Material to process:
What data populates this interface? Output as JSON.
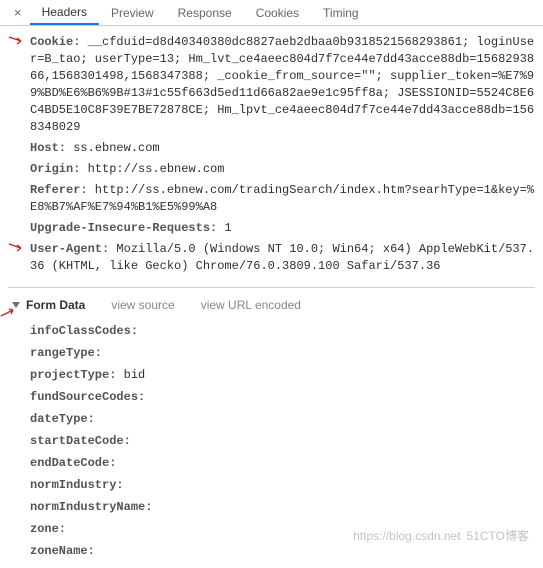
{
  "tabs": {
    "close": "×",
    "items": [
      "Headers",
      "Preview",
      "Response",
      "Cookies",
      "Timing"
    ],
    "activeIndex": 0
  },
  "headers": [
    {
      "key": "Cookie:",
      "value": " __cfduid=d8d40340380dc8827aeb2dbaa0b9318521568293861; loginUser=B_tao; userType=13; Hm_lvt_ce4aeec804d7f7ce44e7dd43acce88db=1568293866,1568301498,1568347388; _cookie_from_source=\"\"; supplier_token=%E7%99%BD%E6%B6%9B#13#1c55f663d5ed11d66a82ae9e1c95ff8a; JSESSIONID=5524C8E6C4BD5E10C8F39E7BE72878CE; Hm_lpvt_ce4aeec804d7f7ce44e7dd43acce88db=1568348029",
      "arrow": true
    },
    {
      "key": "Host:",
      "value": " ss.ebnew.com"
    },
    {
      "key": "Origin:",
      "value": " http://ss.ebnew.com"
    },
    {
      "key": "Referer:",
      "value": " http://ss.ebnew.com/tradingSearch/index.htm?searhType=1&key=%E8%B7%AF%E7%94%B1%E5%99%A8"
    },
    {
      "key": "Upgrade-Insecure-Requests:",
      "value": " 1"
    },
    {
      "key": "User-Agent:",
      "value": " Mozilla/5.0 (Windows NT 10.0; Win64; x64) AppleWebKit/537.36 (KHTML, like Gecko) Chrome/76.0.3809.100 Safari/537.36",
      "arrow": true
    }
  ],
  "section": {
    "title": "Form Data",
    "link1": "view source",
    "link2": "view URL encoded"
  },
  "form": [
    {
      "key": "infoClassCodes:",
      "value": ""
    },
    {
      "key": "rangeType:",
      "value": ""
    },
    {
      "key": "projectType:",
      "value": " bid"
    },
    {
      "key": "fundSourceCodes:",
      "value": ""
    },
    {
      "key": "dateType:",
      "value": ""
    },
    {
      "key": "startDateCode:",
      "value": ""
    },
    {
      "key": "endDateCode:",
      "value": ""
    },
    {
      "key": "normIndustry:",
      "value": ""
    },
    {
      "key": "normIndustryName:",
      "value": ""
    },
    {
      "key": "zone:",
      "value": ""
    },
    {
      "key": "zoneName:",
      "value": ""
    }
  ],
  "watermark_left": "https://blog.csdn.net",
  "watermark_right": "51CTO博客",
  "icons": {
    "arrow_color": "#d11f1f"
  }
}
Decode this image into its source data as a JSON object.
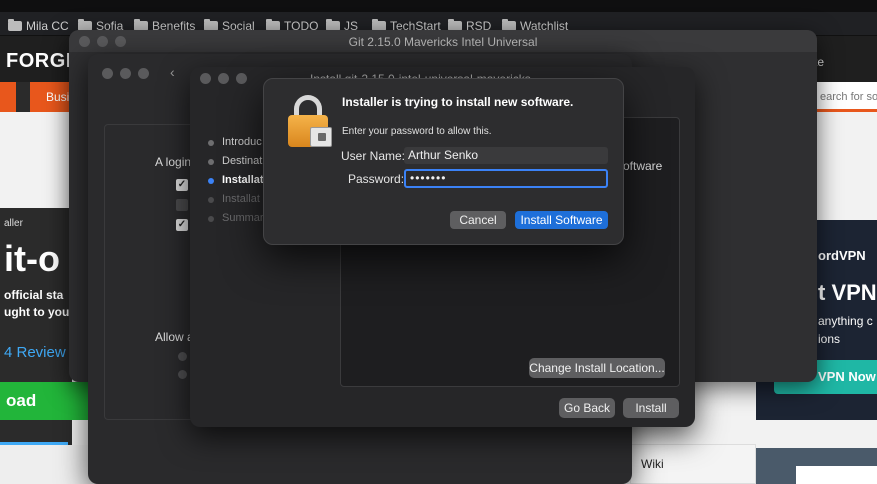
{
  "bookmarks": [
    "Mila CC",
    "Sofia",
    "Benefits",
    "Social",
    "TODO",
    "JS",
    "TechStart",
    "RSD",
    "Watchlist"
  ],
  "website": {
    "logo": "FORGE",
    "nav_left": "Busi",
    "nav_right": "te",
    "search_placeholder": "earch for sof",
    "installer_label": "aller",
    "headline": "it-o",
    "line1": "official sta",
    "line2": "ught to you",
    "reviews": "4 Review",
    "download": "oad",
    "ad_brand": "ordVPN",
    "ad_headline": "t VPN",
    "ad_line1": "anything c",
    "ad_line2": "ions",
    "ad_button": "VPN Now",
    "wiki": "Wiki"
  },
  "installer": {
    "window_title": "Git 2.15.0 Mavericks Intel Universal",
    "inner_title": "Install git-2.15.0-intel-universal-mavericks",
    "steps": [
      "Introduc",
      "Destinat",
      "Installat",
      "Installat",
      "Summar"
    ],
    "login_text": "A login",
    "allow_text": "Allow a",
    "right_text": "oftware",
    "change_location": "Change Install Location...",
    "go_back": "Go Back",
    "install": "Install"
  },
  "auth_dialog": {
    "title": "Installer is trying to install new software.",
    "subtitle": "Enter your password to allow this.",
    "username_label": "User Name:",
    "username_value": "Arthur Senko",
    "password_label": "Password:",
    "password_value": "•••••••",
    "cancel": "Cancel",
    "install_software": "Install Software"
  },
  "colors": {
    "accent_blue": "#1e6fd9",
    "orange": "#e8571c",
    "green": "#22b53a",
    "vpn_teal": "#1fb7a5"
  }
}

Aim of the exercise:
Output the records above exactly; leave out the pictures.

Output of the task:
What data populates this interface? Output as JSON.
{
  "tabs": {
    "close": "×",
    "items": [
      "Headers",
      "Preview",
      "Response",
      "Cookies",
      "Timing"
    ],
    "activeIndex": 0
  },
  "headers": [
    {
      "key": "Cookie:",
      "value": " __cfduid=d8d40340380dc8827aeb2dbaa0b9318521568293861; loginUser=B_tao; userType=13; Hm_lvt_ce4aeec804d7f7ce44e7dd43acce88db=1568293866,1568301498,1568347388; _cookie_from_source=\"\"; supplier_token=%E7%99%BD%E6%B6%9B#13#1c55f663d5ed11d66a82ae9e1c95ff8a; JSESSIONID=5524C8E6C4BD5E10C8F39E7BE72878CE; Hm_lpvt_ce4aeec804d7f7ce44e7dd43acce88db=1568348029",
      "arrow": true
    },
    {
      "key": "Host:",
      "value": " ss.ebnew.com"
    },
    {
      "key": "Origin:",
      "value": " http://ss.ebnew.com"
    },
    {
      "key": "Referer:",
      "value": " http://ss.ebnew.com/tradingSearch/index.htm?searhType=1&key=%E8%B7%AF%E7%94%B1%E5%99%A8"
    },
    {
      "key": "Upgrade-Insecure-Requests:",
      "value": " 1"
    },
    {
      "key": "User-Agent:",
      "value": " Mozilla/5.0 (Windows NT 10.0; Win64; x64) AppleWebKit/537.36 (KHTML, like Gecko) Chrome/76.0.3809.100 Safari/537.36",
      "arrow": true
    }
  ],
  "section": {
    "title": "Form Data",
    "link1": "view source",
    "link2": "view URL encoded"
  },
  "form": [
    {
      "key": "infoClassCodes:",
      "value": ""
    },
    {
      "key": "rangeType:",
      "value": ""
    },
    {
      "key": "projectType:",
      "value": " bid"
    },
    {
      "key": "fundSourceCodes:",
      "value": ""
    },
    {
      "key": "dateType:",
      "value": ""
    },
    {
      "key": "startDateCode:",
      "value": ""
    },
    {
      "key": "endDateCode:",
      "value": ""
    },
    {
      "key": "normIndustry:",
      "value": ""
    },
    {
      "key": "normIndustryName:",
      "value": ""
    },
    {
      "key": "zone:",
      "value": ""
    },
    {
      "key": "zoneName:",
      "value": ""
    }
  ],
  "watermark_left": "https://blog.csdn.net",
  "watermark_right": "51CTO博客",
  "icons": {
    "arrow_color": "#d11f1f"
  }
}
Decode this image into its source data as a JSON object.
{
  "bookmarks": [
    "Mila CC",
    "Sofia",
    "Benefits",
    "Social",
    "TODO",
    "JS",
    "TechStart",
    "RSD",
    "Watchlist"
  ],
  "website": {
    "logo": "FORGE",
    "nav_left": "Busi",
    "nav_right": "te",
    "search_placeholder": "earch for sof",
    "installer_label": "aller",
    "headline": "it-o",
    "line1": "official sta",
    "line2": "ught to you",
    "reviews": "4 Review",
    "download": "oad",
    "ad_brand": "ordVPN",
    "ad_headline": "t VPN",
    "ad_line1": "anything c",
    "ad_line2": "ions",
    "ad_button": "VPN Now",
    "wiki": "Wiki"
  },
  "installer": {
    "window_title": "Git 2.15.0 Mavericks Intel Universal",
    "inner_title": "Install git-2.15.0-intel-universal-mavericks",
    "steps": [
      "Introduc",
      "Destinat",
      "Installat",
      "Installat",
      "Summar"
    ],
    "login_text": "A login",
    "allow_text": "Allow a",
    "right_text": "oftware",
    "change_location": "Change Install Location...",
    "go_back": "Go Back",
    "install": "Install"
  },
  "auth_dialog": {
    "title": "Installer is trying to install new software.",
    "subtitle": "Enter your password to allow this.",
    "username_label": "User Name:",
    "username_value": "Arthur Senko",
    "password_label": "Password:",
    "password_value": "•••••••",
    "cancel": "Cancel",
    "install_software": "Install Software"
  },
  "colors": {
    "accent_blue": "#1e6fd9",
    "orange": "#e8571c",
    "green": "#22b53a",
    "vpn_teal": "#1fb7a5"
  }
}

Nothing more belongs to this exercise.